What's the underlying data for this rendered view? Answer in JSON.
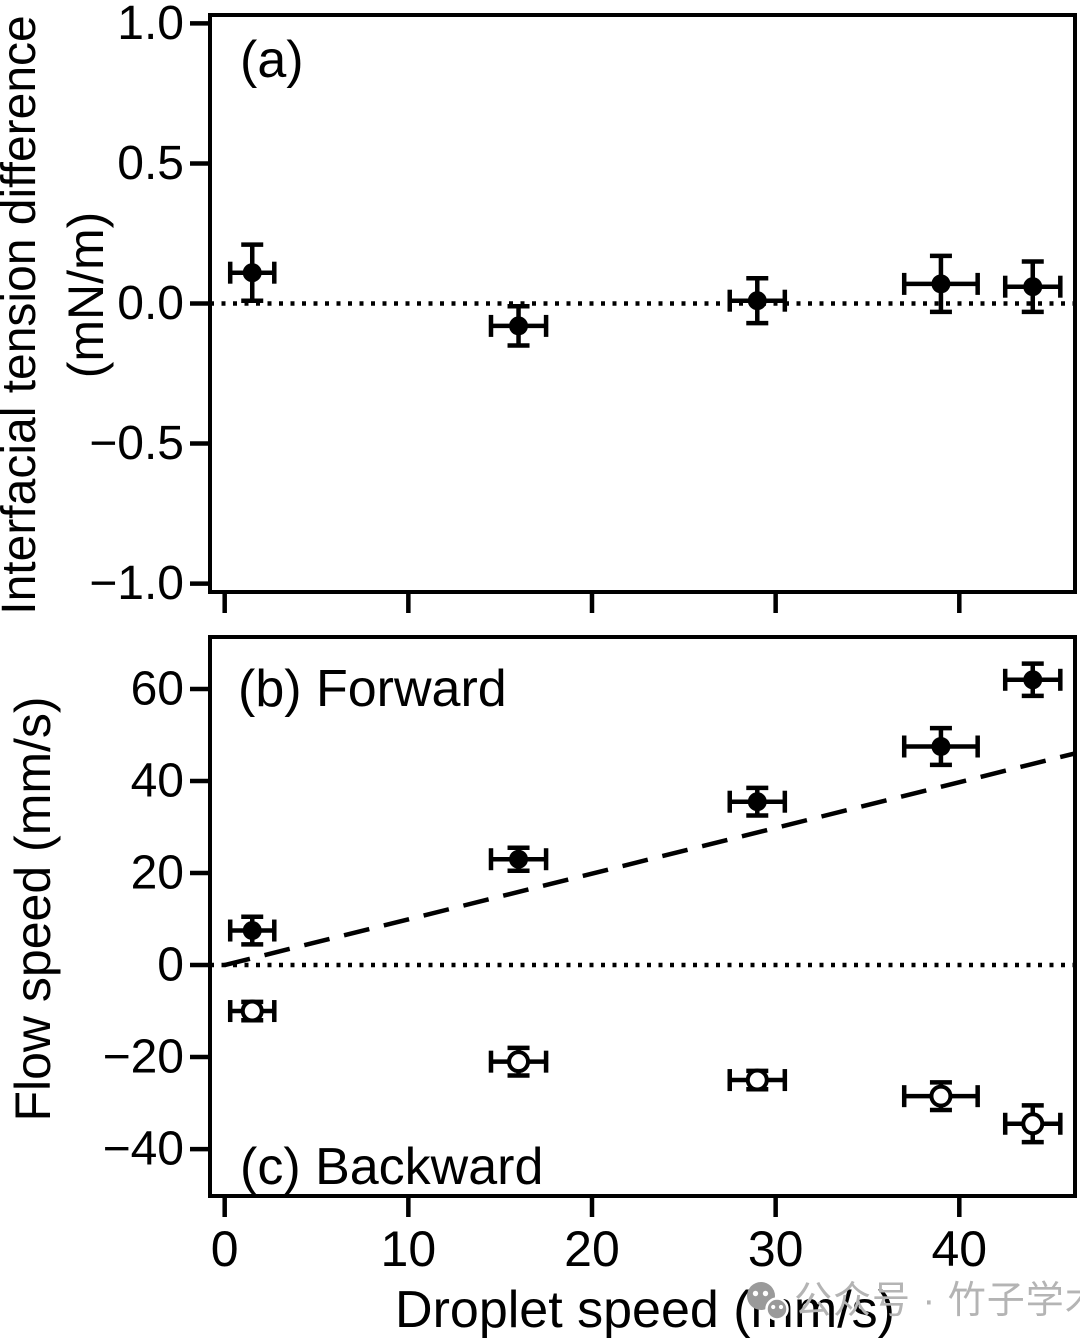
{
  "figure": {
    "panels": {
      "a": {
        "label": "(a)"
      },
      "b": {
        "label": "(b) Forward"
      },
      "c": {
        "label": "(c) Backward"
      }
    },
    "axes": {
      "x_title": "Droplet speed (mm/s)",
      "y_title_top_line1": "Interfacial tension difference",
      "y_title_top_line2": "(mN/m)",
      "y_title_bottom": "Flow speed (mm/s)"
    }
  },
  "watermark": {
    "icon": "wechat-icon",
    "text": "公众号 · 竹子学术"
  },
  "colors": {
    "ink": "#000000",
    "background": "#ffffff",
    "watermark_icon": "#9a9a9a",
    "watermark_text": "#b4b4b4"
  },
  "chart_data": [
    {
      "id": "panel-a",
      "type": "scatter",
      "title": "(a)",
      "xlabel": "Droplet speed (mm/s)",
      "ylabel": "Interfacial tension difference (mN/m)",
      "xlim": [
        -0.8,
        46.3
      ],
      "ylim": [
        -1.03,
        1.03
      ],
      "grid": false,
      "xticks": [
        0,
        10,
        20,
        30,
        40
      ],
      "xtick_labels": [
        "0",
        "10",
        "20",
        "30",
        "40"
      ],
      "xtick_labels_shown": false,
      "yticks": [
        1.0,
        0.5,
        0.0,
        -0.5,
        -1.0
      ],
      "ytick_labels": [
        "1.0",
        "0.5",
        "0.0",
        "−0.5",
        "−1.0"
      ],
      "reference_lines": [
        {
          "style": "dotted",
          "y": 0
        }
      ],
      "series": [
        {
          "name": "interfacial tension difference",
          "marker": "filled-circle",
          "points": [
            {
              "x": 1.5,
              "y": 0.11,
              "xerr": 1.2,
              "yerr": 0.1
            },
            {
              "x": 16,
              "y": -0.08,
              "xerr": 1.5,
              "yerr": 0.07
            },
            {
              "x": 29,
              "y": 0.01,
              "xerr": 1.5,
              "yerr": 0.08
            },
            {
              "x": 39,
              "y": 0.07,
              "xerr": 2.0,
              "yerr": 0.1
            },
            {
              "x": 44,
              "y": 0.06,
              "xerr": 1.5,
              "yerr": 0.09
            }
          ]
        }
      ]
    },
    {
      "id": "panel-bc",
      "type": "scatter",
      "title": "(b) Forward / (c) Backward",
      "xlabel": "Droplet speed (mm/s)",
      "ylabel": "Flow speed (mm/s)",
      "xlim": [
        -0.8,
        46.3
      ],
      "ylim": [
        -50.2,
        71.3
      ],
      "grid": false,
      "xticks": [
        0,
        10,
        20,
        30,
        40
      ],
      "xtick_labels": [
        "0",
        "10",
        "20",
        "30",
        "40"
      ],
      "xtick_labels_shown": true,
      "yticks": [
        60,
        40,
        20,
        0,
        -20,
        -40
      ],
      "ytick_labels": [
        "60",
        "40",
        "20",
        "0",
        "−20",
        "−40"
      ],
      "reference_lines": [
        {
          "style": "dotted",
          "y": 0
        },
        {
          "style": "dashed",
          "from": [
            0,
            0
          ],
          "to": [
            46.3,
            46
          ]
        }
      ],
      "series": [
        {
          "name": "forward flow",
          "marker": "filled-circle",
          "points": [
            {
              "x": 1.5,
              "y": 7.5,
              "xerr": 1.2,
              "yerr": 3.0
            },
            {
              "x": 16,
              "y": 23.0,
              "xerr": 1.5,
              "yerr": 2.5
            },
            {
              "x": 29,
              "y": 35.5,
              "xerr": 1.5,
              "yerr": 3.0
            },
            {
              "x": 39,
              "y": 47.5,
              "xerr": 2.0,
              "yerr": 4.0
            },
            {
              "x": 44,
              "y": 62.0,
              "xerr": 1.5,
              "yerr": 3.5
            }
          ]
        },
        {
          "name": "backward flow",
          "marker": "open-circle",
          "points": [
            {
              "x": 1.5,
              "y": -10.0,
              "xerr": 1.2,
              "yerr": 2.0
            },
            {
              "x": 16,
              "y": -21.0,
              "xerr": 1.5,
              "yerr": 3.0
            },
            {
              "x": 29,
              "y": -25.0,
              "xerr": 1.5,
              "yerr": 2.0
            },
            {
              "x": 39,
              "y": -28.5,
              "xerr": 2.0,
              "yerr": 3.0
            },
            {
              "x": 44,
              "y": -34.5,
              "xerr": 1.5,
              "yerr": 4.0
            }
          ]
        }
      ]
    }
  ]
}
==
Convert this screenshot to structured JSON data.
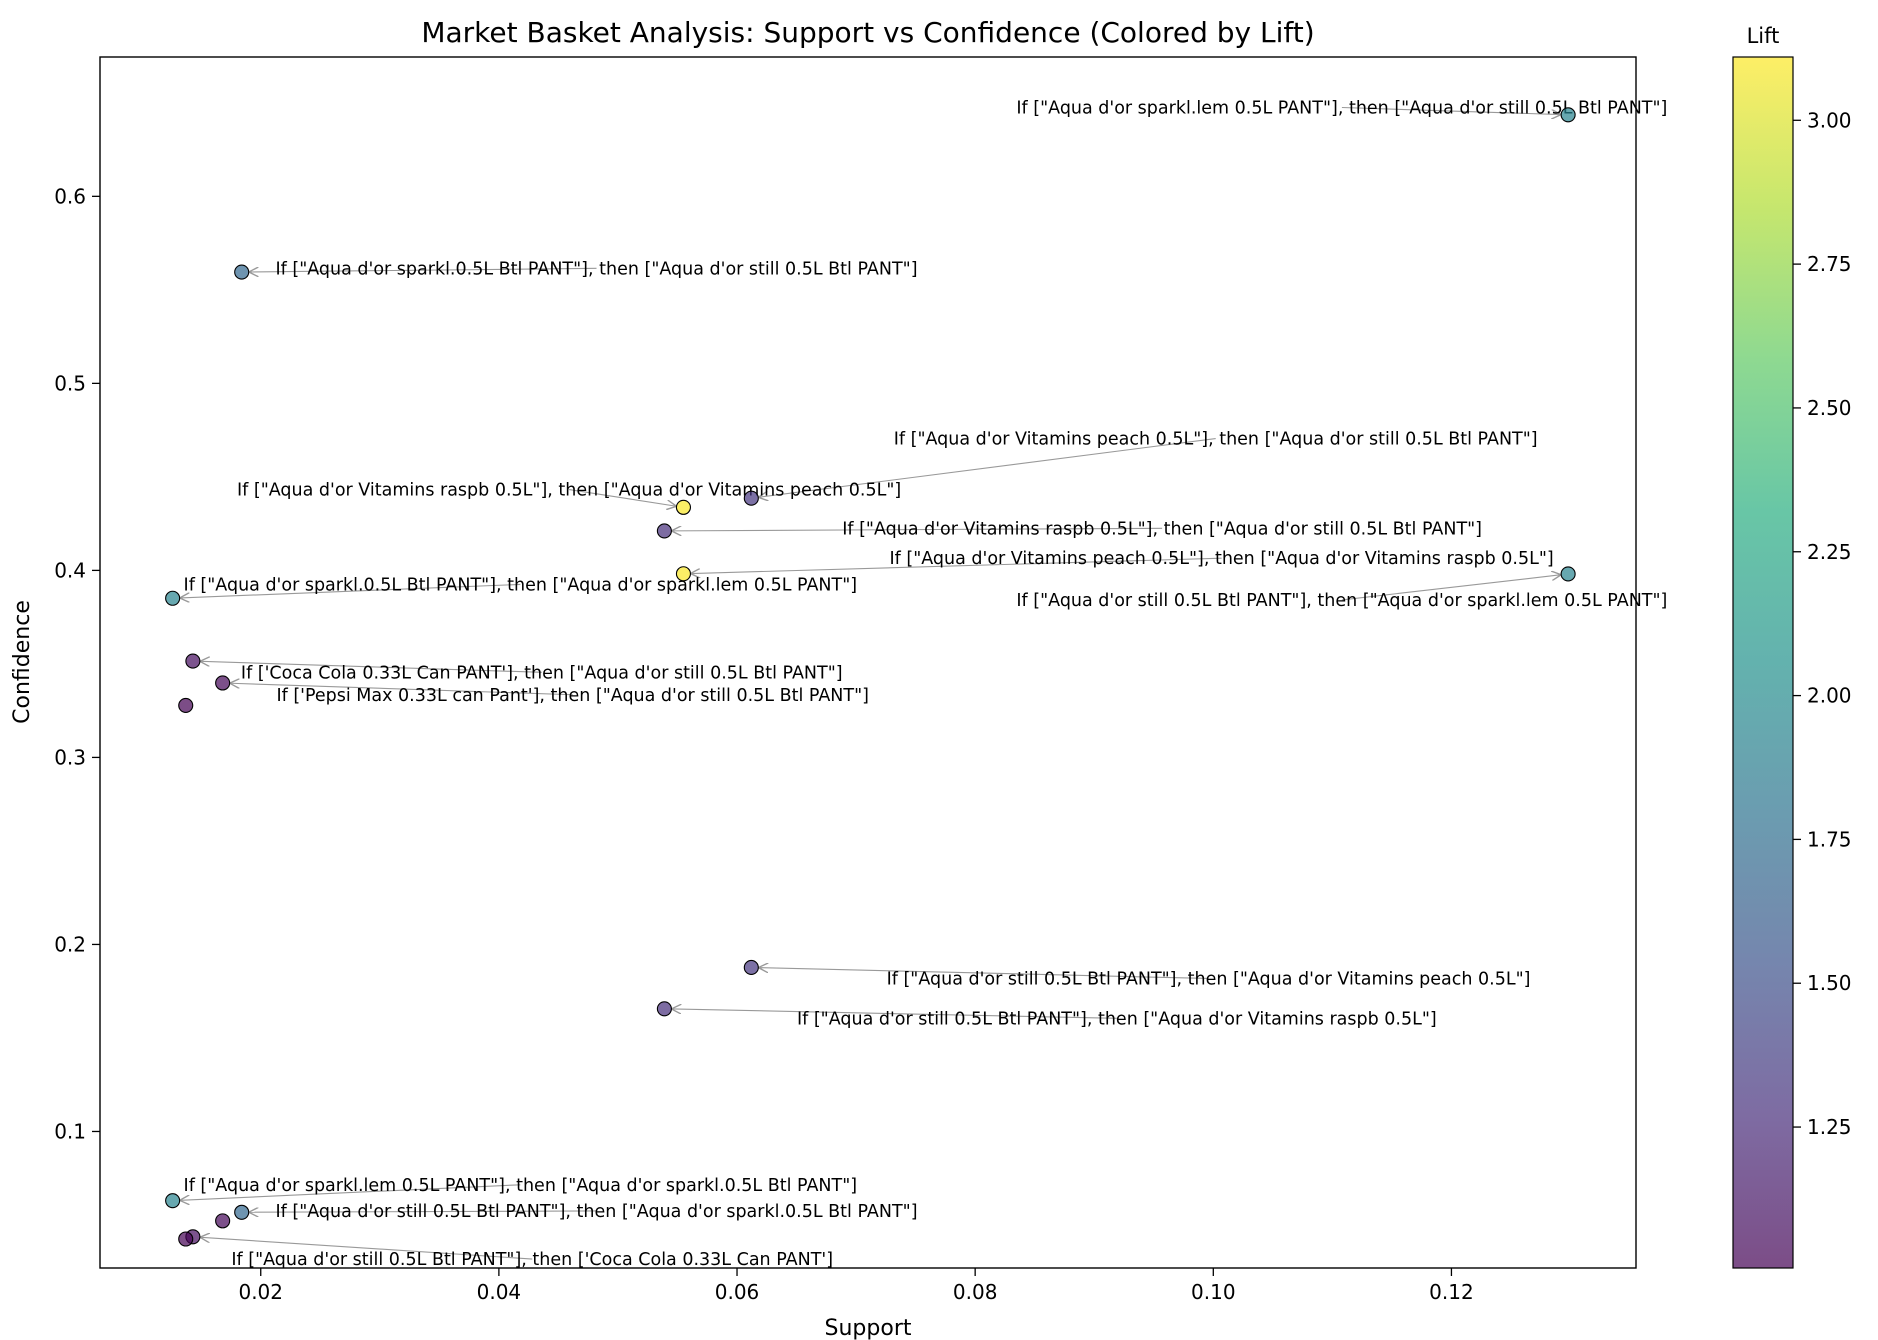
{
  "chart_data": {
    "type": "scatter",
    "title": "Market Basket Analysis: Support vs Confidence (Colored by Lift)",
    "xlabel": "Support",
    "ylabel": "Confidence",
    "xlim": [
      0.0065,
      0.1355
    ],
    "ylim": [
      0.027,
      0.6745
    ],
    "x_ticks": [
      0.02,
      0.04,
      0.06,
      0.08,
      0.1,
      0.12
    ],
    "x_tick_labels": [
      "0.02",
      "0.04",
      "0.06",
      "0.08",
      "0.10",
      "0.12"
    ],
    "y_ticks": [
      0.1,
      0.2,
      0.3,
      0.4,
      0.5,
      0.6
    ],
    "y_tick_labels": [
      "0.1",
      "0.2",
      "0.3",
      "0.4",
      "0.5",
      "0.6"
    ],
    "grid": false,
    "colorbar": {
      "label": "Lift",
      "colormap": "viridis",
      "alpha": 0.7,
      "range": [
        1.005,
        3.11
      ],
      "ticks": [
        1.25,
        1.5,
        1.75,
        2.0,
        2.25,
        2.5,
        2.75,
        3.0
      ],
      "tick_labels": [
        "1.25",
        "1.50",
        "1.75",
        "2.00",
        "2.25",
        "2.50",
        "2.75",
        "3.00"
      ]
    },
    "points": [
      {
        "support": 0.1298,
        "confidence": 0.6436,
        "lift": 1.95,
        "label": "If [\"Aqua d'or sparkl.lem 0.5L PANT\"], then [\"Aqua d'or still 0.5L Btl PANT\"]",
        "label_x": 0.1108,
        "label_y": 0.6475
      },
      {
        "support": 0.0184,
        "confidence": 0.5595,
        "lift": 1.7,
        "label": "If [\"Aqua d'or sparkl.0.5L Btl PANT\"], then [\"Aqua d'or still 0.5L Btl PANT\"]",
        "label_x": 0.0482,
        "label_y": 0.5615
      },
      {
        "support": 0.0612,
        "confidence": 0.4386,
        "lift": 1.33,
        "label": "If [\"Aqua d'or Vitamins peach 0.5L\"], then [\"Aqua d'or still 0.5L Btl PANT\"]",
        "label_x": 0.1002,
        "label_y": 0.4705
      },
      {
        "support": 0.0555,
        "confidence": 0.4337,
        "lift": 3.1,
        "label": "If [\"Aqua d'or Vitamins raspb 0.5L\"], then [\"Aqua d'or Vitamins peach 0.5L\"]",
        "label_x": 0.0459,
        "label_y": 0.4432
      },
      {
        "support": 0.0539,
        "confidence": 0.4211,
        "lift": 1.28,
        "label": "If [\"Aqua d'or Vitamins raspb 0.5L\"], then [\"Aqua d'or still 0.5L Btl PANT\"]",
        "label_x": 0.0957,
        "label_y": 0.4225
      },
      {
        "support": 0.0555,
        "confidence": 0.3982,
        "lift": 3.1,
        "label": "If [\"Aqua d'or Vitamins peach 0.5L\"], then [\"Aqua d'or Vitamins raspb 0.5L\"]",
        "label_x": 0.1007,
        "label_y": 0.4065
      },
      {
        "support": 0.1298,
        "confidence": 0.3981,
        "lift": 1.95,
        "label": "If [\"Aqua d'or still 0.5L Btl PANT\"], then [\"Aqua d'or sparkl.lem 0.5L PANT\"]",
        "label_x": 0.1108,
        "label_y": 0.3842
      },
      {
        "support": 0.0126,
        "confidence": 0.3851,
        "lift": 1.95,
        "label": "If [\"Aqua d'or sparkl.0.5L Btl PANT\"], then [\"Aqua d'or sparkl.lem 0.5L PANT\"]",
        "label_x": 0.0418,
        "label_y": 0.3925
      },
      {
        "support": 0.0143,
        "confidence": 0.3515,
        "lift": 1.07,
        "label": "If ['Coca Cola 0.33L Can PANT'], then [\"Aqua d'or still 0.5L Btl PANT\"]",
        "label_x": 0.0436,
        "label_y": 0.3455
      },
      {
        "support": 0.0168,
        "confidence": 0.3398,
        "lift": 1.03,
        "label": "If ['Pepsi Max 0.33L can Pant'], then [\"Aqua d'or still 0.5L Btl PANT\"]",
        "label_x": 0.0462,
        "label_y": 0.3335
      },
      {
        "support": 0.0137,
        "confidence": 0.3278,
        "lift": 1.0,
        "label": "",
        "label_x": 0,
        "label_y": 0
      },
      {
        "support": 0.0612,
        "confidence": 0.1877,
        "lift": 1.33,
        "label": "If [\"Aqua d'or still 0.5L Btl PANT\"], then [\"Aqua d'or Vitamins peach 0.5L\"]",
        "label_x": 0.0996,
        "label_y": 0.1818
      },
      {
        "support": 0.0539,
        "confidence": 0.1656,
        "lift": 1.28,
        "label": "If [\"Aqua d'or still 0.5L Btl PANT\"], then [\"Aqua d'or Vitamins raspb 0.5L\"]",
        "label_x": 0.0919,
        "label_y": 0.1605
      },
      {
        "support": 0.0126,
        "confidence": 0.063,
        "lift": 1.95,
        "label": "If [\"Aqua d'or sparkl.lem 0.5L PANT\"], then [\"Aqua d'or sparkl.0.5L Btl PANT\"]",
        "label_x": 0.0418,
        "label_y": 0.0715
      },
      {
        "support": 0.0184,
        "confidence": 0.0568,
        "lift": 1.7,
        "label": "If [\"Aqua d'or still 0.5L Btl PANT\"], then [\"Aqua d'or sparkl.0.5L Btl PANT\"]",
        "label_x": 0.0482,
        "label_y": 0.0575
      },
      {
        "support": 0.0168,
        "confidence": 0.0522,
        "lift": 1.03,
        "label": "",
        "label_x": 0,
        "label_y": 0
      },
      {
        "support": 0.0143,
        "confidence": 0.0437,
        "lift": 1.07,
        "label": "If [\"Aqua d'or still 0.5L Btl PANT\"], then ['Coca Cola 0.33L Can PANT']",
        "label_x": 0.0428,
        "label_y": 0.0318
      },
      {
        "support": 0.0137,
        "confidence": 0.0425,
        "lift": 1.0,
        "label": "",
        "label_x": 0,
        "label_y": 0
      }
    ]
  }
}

**REQUEST:** Looking at the listing above, how many of its lines contain the string "false"? Give the number alone.

**FINISHED TASK:** 4